* begin Records to use *

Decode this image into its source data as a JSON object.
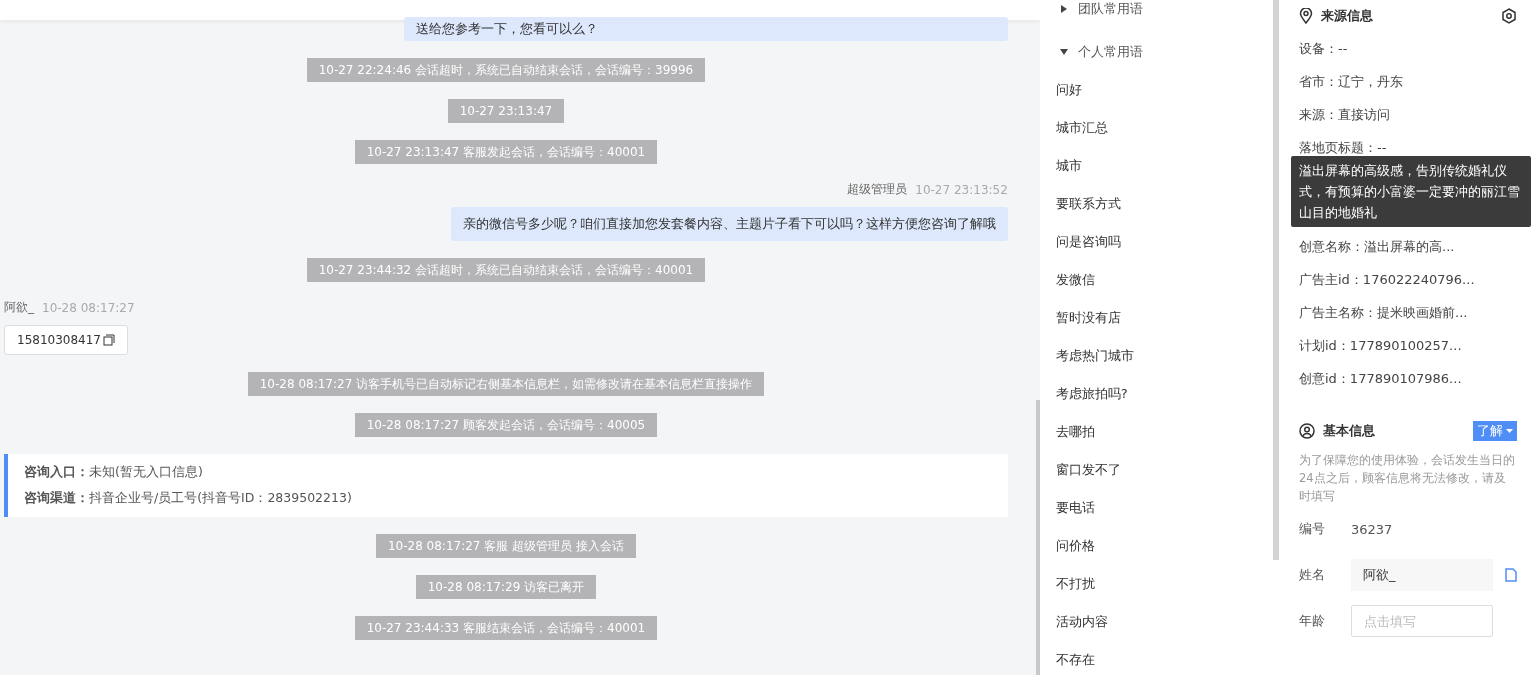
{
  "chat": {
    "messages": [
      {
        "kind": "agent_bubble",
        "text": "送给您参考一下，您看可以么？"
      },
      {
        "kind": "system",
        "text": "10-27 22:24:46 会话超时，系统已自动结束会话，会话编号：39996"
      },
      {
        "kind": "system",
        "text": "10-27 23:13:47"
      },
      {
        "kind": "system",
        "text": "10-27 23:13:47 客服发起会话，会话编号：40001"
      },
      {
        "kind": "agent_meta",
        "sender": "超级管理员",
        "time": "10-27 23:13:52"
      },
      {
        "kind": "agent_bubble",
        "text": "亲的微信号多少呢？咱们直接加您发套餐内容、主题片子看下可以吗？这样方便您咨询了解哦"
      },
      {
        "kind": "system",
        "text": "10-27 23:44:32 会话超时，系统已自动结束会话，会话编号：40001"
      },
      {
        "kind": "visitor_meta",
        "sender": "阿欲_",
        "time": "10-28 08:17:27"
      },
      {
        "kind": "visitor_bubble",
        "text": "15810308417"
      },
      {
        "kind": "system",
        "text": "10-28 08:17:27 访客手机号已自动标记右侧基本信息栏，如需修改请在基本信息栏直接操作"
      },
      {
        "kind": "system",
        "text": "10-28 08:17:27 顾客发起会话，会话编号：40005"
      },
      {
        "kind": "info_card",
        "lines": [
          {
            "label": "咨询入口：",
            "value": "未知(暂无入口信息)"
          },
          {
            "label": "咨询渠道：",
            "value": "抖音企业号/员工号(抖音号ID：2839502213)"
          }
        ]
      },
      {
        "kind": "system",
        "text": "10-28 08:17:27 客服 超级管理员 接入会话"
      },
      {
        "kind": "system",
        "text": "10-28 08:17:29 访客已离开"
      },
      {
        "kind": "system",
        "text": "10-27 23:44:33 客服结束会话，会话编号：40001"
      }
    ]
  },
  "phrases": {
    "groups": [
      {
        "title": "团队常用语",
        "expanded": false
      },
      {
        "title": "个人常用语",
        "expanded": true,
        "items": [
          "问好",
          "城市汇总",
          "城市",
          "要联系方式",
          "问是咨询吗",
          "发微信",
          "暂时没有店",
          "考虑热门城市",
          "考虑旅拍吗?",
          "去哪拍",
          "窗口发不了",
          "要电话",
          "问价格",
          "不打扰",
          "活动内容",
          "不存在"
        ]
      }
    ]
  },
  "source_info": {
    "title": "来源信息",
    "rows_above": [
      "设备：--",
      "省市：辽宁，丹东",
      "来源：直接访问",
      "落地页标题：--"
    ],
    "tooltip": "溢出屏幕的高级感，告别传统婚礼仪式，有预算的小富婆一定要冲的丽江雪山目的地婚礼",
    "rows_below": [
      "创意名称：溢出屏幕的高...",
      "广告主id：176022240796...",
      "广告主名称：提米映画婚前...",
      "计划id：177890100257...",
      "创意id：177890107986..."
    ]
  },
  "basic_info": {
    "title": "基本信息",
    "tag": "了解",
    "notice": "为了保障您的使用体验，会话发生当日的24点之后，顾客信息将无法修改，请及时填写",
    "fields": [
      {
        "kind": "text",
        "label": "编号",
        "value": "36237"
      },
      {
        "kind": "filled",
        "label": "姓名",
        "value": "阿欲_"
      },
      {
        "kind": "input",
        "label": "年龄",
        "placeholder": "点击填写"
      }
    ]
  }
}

* end Records to use *

What you will do: Keep the pictures out and write out the records exactly.

Written reply:
Decode this image into its source data as a JSON object.
{
  "chat": {
    "messages": [
      {
        "kind": "agent_bubble",
        "text": "送给您参考一下，您看可以么？"
      },
      {
        "kind": "system",
        "text": "10-27 22:24:46 会话超时，系统已自动结束会话，会话编号：39996"
      },
      {
        "kind": "system",
        "text": "10-27 23:13:47"
      },
      {
        "kind": "system",
        "text": "10-27 23:13:47 客服发起会话，会话编号：40001"
      },
      {
        "kind": "agent_meta",
        "sender": "超级管理员",
        "time": "10-27 23:13:52"
      },
      {
        "kind": "agent_bubble",
        "text": "亲的微信号多少呢？咱们直接加您发套餐内容、主题片子看下可以吗？这样方便您咨询了解哦"
      },
      {
        "kind": "system",
        "text": "10-27 23:44:32 会话超时，系统已自动结束会话，会话编号：40001"
      },
      {
        "kind": "visitor_meta",
        "sender": "阿欲_",
        "time": "10-28 08:17:27"
      },
      {
        "kind": "visitor_bubble",
        "text": "15810308417"
      },
      {
        "kind": "system",
        "text": "10-28 08:17:27 访客手机号已自动标记右侧基本信息栏，如需修改请在基本信息栏直接操作"
      },
      {
        "kind": "system",
        "text": "10-28 08:17:27 顾客发起会话，会话编号：40005"
      },
      {
        "kind": "info_card",
        "lines": [
          {
            "label": "咨询入口：",
            "value": "未知(暂无入口信息)"
          },
          {
            "label": "咨询渠道：",
            "value": "抖音企业号/员工号(抖音号ID：2839502213)"
          }
        ]
      },
      {
        "kind": "system",
        "text": "10-28 08:17:27 客服 超级管理员 接入会话"
      },
      {
        "kind": "system",
        "text": "10-28 08:17:29 访客已离开"
      },
      {
        "kind": "system",
        "text": "10-27 23:44:33 客服结束会话，会话编号：40001"
      }
    ]
  },
  "phrases": {
    "groups": [
      {
        "title": "团队常用语",
        "expanded": false
      },
      {
        "title": "个人常用语",
        "expanded": true,
        "items": [
          "问好",
          "城市汇总",
          "城市",
          "要联系方式",
          "问是咨询吗",
          "发微信",
          "暂时没有店",
          "考虑热门城市",
          "考虑旅拍吗?",
          "去哪拍",
          "窗口发不了",
          "要电话",
          "问价格",
          "不打扰",
          "活动内容",
          "不存在"
        ]
      }
    ]
  },
  "source_info": {
    "title": "来源信息",
    "rows_above": [
      "设备：--",
      "省市：辽宁，丹东",
      "来源：直接访问",
      "落地页标题：--"
    ],
    "tooltip": "溢出屏幕的高级感，告别传统婚礼仪式，有预算的小富婆一定要冲的丽江雪山目的地婚礼",
    "rows_below": [
      "创意名称：溢出屏幕的高...",
      "广告主id：176022240796...",
      "广告主名称：提米映画婚前...",
      "计划id：177890100257...",
      "创意id：177890107986..."
    ]
  },
  "basic_info": {
    "title": "基本信息",
    "tag": "了解",
    "notice": "为了保障您的使用体验，会话发生当日的24点之后，顾客信息将无法修改，请及时填写",
    "fields": [
      {
        "kind": "text",
        "label": "编号",
        "value": "36237"
      },
      {
        "kind": "filled",
        "label": "姓名",
        "value": "阿欲_"
      },
      {
        "kind": "input",
        "label": "年龄",
        "placeholder": "点击填写"
      }
    ]
  }
}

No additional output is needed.